DIRECTIONS - Copy out all lines in the data below containing the string "this".

Dataset listings of figures
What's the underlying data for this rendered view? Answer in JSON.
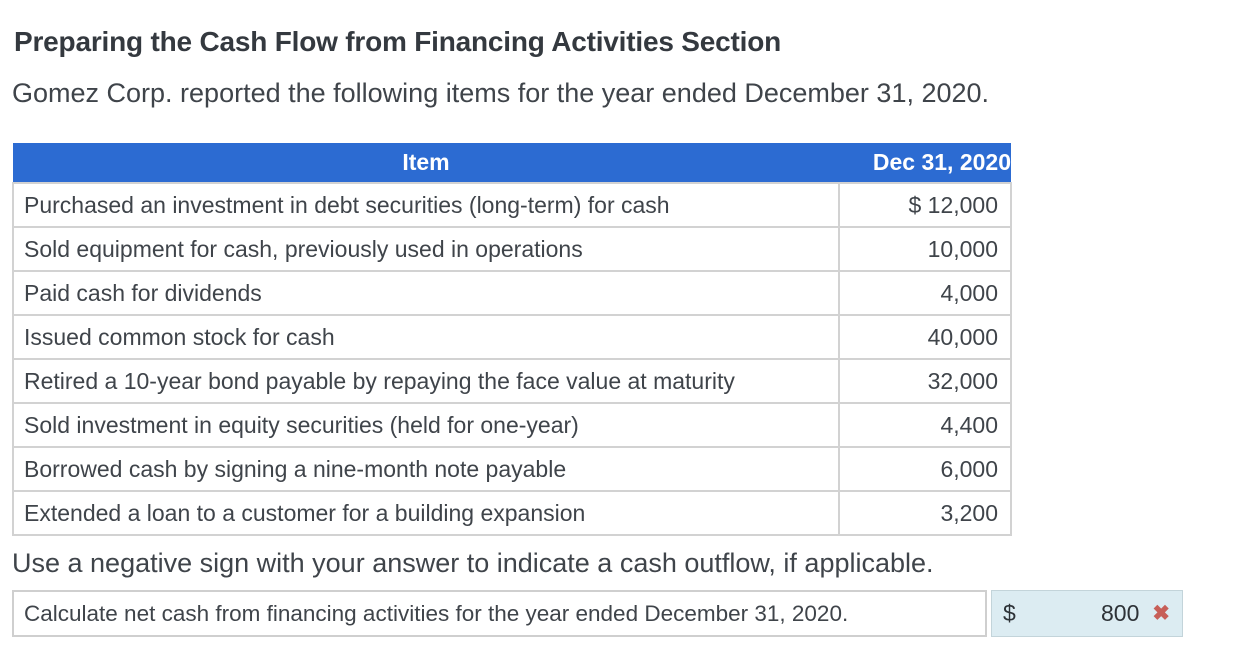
{
  "page": {
    "title": "Preparing the Cash Flow from Financing Activities Section",
    "intro": "Gomez Corp. reported the following items for the year ended December 31, 2020.",
    "instruction": "Use a negative sign with your answer to indicate a cash outflow, if applicable."
  },
  "table": {
    "headers": {
      "item": "Item",
      "date": "Dec 31, 2020"
    },
    "rows": [
      {
        "item": "Purchased an investment in debt securities (long-term) for cash",
        "value": "$ 12,000"
      },
      {
        "item": "Sold equipment for cash, previously used in operations",
        "value": "10,000"
      },
      {
        "item": "Paid cash for dividends",
        "value": "4,000"
      },
      {
        "item": "Issued common stock for cash",
        "value": "40,000"
      },
      {
        "item": "Retired a 10-year bond payable by repaying the face value at maturity",
        "value": "32,000"
      },
      {
        "item": "Sold investment in equity securities (held for one-year)",
        "value": "4,400"
      },
      {
        "item": "Borrowed cash by signing a nine-month note payable",
        "value": "6,000"
      },
      {
        "item": "Extended a loan to a customer for a building expansion",
        "value": "3,200"
      }
    ]
  },
  "answer": {
    "prompt": "Calculate net cash from financing activities for the year ended December 31, 2020.",
    "currency_symbol": "$",
    "value": "800",
    "status": "incorrect",
    "status_glyph": "✖"
  },
  "colors": {
    "header_bg": "#2c6bd2",
    "header_text": "#ffffff",
    "table_border": "#d2d2d2",
    "answer_field_bg": "#dcecf2",
    "incorrect_icon": "#c75f58",
    "body_text": "#3f444a"
  }
}
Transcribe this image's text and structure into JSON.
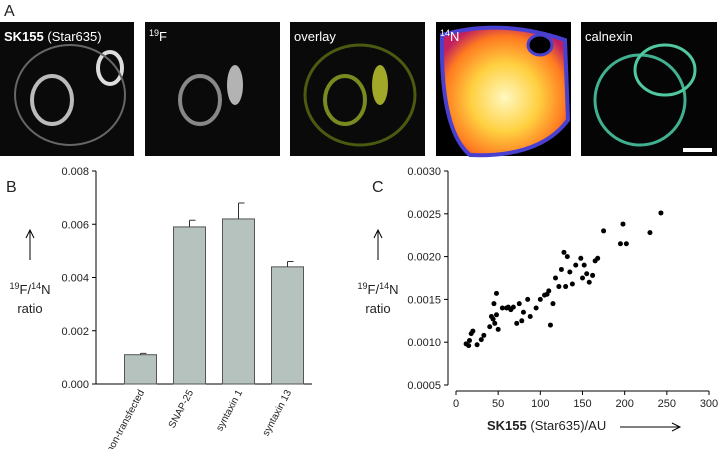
{
  "panel_a": {
    "letter": "A",
    "images": [
      {
        "parts": [
          "SK155",
          " (Star635)"
        ]
      },
      {
        "parts": [
          "19",
          "F"
        ]
      },
      {
        "parts": [
          "overlay"
        ]
      },
      {
        "parts": [
          "14",
          "N"
        ]
      },
      {
        "parts": [
          "calnexin"
        ]
      }
    ]
  },
  "chart_data": [
    {
      "type": "bar",
      "letter": "B",
      "y_label": [
        "19",
        "F/",
        "14",
        "N",
        "ratio"
      ],
      "categories": [
        "non-transfected",
        "SNAP-25",
        "syntaxin 1",
        "syntaxin 13"
      ],
      "values": [
        0.0011,
        0.0059,
        0.0062,
        0.0044
      ],
      "errors": [
        5e-05,
        0.00025,
        0.0006,
        0.0002
      ],
      "color": "#b5c2bd",
      "ylim": [
        0,
        0.008
      ],
      "yticks": [
        {
          "value": 0,
          "label": "0.000"
        },
        0.002,
        0.004,
        0.006,
        0.008
      ]
    },
    {
      "type": "scatter",
      "letter": "C",
      "y_label": [
        "19",
        "F/",
        "14",
        "N",
        "ratio"
      ],
      "x_label": [
        "SK155",
        " (Star635)/AU"
      ],
      "color": "#000000",
      "x": [
        12,
        15,
        16,
        18,
        20,
        25,
        30,
        33,
        40,
        42,
        44,
        45,
        46,
        48,
        48,
        50,
        55,
        60,
        62,
        65,
        68,
        72,
        75,
        78,
        80,
        85,
        88,
        95,
        100,
        105,
        108,
        110,
        112,
        115,
        118,
        122,
        125,
        128,
        130,
        132,
        135,
        138,
        142,
        148,
        150,
        152,
        155,
        158,
        162,
        165,
        168,
        175,
        195,
        198,
        202,
        230,
        243
      ],
      "values": [
        0.00098,
        0.00096,
        0.00102,
        0.0011,
        0.00113,
        0.00097,
        0.00103,
        0.00108,
        0.00118,
        0.0013,
        0.00127,
        0.00145,
        0.00122,
        0.00132,
        0.00157,
        0.00115,
        0.0014,
        0.0014,
        0.00141,
        0.00138,
        0.00141,
        0.00122,
        0.00145,
        0.00125,
        0.00135,
        0.0015,
        0.0013,
        0.0014,
        0.0015,
        0.00155,
        0.00156,
        0.0016,
        0.0012,
        0.00145,
        0.00175,
        0.00165,
        0.00185,
        0.00205,
        0.00165,
        0.002,
        0.00182,
        0.00168,
        0.0019,
        0.00198,
        0.00175,
        0.0019,
        0.0018,
        0.0017,
        0.00178,
        0.00195,
        0.00198,
        0.0023,
        0.00215,
        0.00238,
        0.00215,
        0.00228,
        0.00251
      ],
      "xlim": [
        0,
        300
      ],
      "xticks": [
        0,
        50,
        100,
        150,
        200,
        250,
        300
      ],
      "ylim": [
        0.0005,
        0.003
      ],
      "yticks": [
        0.0005,
        {
          "value": 0.001,
          "label": "0.0010"
        },
        0.0015,
        {
          "value": 0.002,
          "label": "0.0020"
        },
        0.0025,
        {
          "value": 0.003,
          "label": "0.0030"
        }
      ]
    }
  ]
}
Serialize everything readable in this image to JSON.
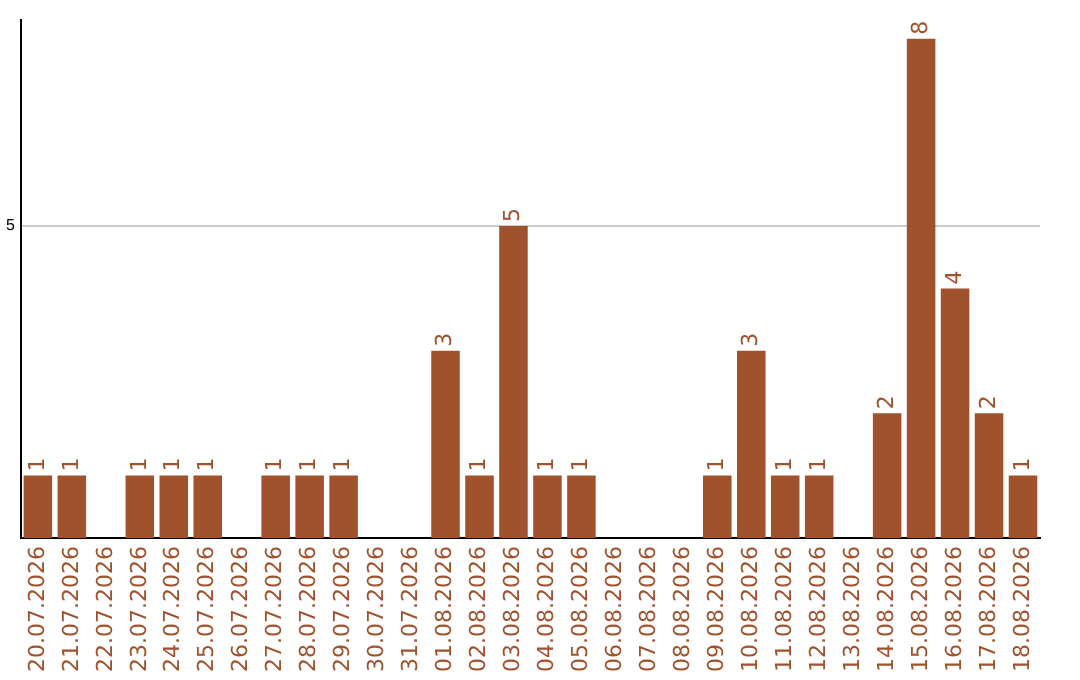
{
  "chart_data": {
    "type": "bar",
    "categories": [
      "20.07.2026",
      "21.07.2026",
      "22.07.2026",
      "23.07.2026",
      "24.07.2026",
      "25.07.2026",
      "26.07.2026",
      "27.07.2026",
      "28.07.2026",
      "29.07.2026",
      "30.07.2026",
      "31.07.2026",
      "01.08.2026",
      "02.08.2026",
      "03.08.2026",
      "04.08.2026",
      "05.08.2026",
      "06.08.2026",
      "07.08.2026",
      "08.08.2026",
      "09.08.2026",
      "10.08.2026",
      "11.08.2026",
      "12.08.2026",
      "13.08.2026",
      "14.08.2026",
      "15.08.2026",
      "16.08.2026",
      "17.08.2026",
      "18.08.2026"
    ],
    "values": [
      1,
      1,
      null,
      1,
      1,
      1,
      null,
      1,
      1,
      1,
      null,
      null,
      3,
      1,
      5,
      1,
      1,
      null,
      null,
      null,
      1,
      3,
      1,
      1,
      null,
      2,
      8,
      4,
      2,
      1
    ],
    "color": "#a0522d",
    "ylim": [
      0,
      8.3
    ],
    "yticks": [
      5
    ],
    "grid": "y",
    "data_labels": true
  }
}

ANSWER TO THE TASK -
What's the underlying data for this rendered view? Answer in JSON.
Transcribe this image's text and structure into JSON.
Serialize everything readable in this image to JSON.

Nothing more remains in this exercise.